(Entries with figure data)

====================

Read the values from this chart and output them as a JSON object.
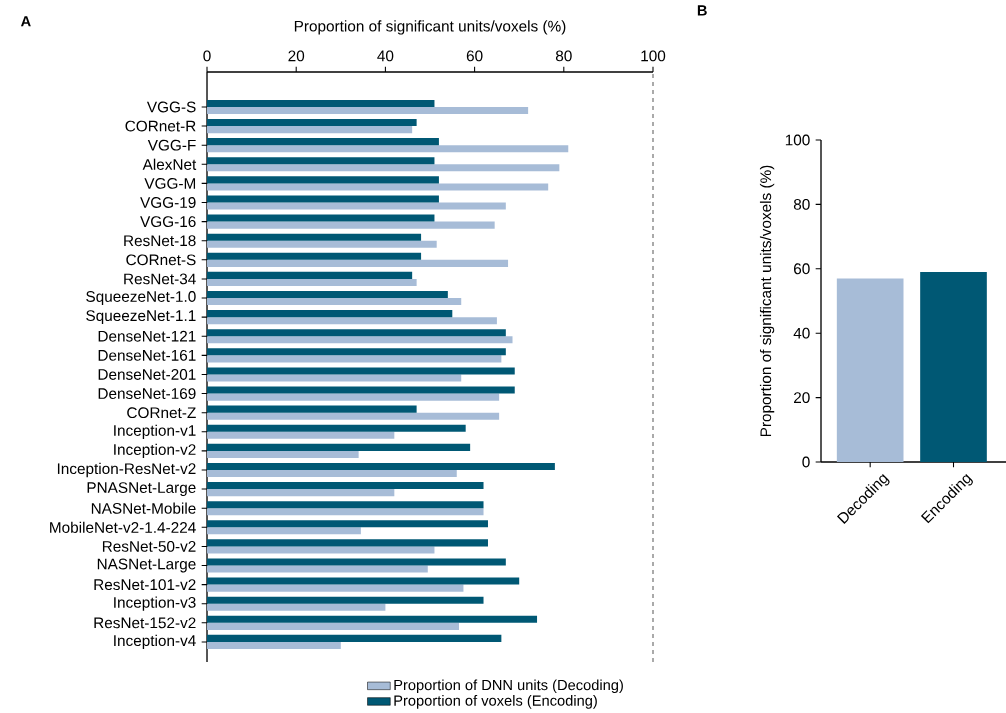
{
  "chart_data": [
    {
      "type": "bar",
      "orientation": "horizontal",
      "title": "A",
      "xlabel": "Proportion of significant units/voxels (%)",
      "categories": [
        "VGG-S",
        "CORnet-R",
        "VGG-F",
        "AlexNet",
        "VGG-M",
        "VGG-19",
        "VGG-16",
        "ResNet-18",
        "CORnet-S",
        "ResNet-34",
        "SqueezeNet-1.0",
        "SqueezeNet-1.1",
        "DenseNet-121",
        "DenseNet-161",
        "DenseNet-201",
        "DenseNet-169",
        "CORnet-Z",
        "Inception-v1",
        "Inception-v2",
        "Inception-ResNet-v2",
        "PNASNet-Large",
        "NASNet-Mobile",
        "MobileNet-v2-1.4-224",
        "ResNet-50-v2",
        "NASNet-Large",
        "ResNet-101-v2",
        "Inception-v3",
        "ResNet-152-v2",
        "Inception-v4"
      ],
      "series": [
        {
          "name": "Proportion of DNN units (Decoding)",
          "color": "#a7bcd7",
          "values": [
            72,
            46,
            81,
            79,
            76.5,
            67,
            64.5,
            51.5,
            67.5,
            47,
            57,
            65,
            68.5,
            66,
            57,
            65.5,
            65.5,
            42,
            34,
            56,
            42,
            62,
            34.5,
            51,
            49.5,
            57.5,
            40,
            56.5,
            30
          ]
        },
        {
          "name": "Proportion of voxels (Encoding)",
          "color": "#005874",
          "values": [
            51,
            47,
            52,
            51,
            52,
            52,
            51,
            48,
            48,
            46,
            54,
            55,
            67,
            67,
            69,
            69,
            47,
            58,
            59,
            78,
            62,
            62,
            63,
            63,
            67,
            70,
            62,
            74,
            66
          ]
        }
      ],
      "xlim": [
        0,
        100
      ],
      "xticks": [
        0,
        20,
        40,
        60,
        80,
        100
      ],
      "legend": "bottom",
      "ref_lines": [
        {
          "axis": "x",
          "value": 100,
          "line_style": "dashed",
          "color": "#808080"
        }
      ]
    },
    {
      "type": "bar",
      "title": "B",
      "ylabel": "Proportion of significant units/voxels (%)",
      "categories": [
        "Decoding",
        "Encoding"
      ],
      "values": [
        57,
        59
      ],
      "colors": [
        "#a7bcd7",
        "#005874"
      ],
      "ylim": [
        0,
        100
      ],
      "yticks": [
        0,
        20,
        40,
        60,
        80,
        100
      ]
    }
  ]
}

====================

*Exercise:* Report only the number of lines in the records that include the word "significant".

*Exercise response:* 2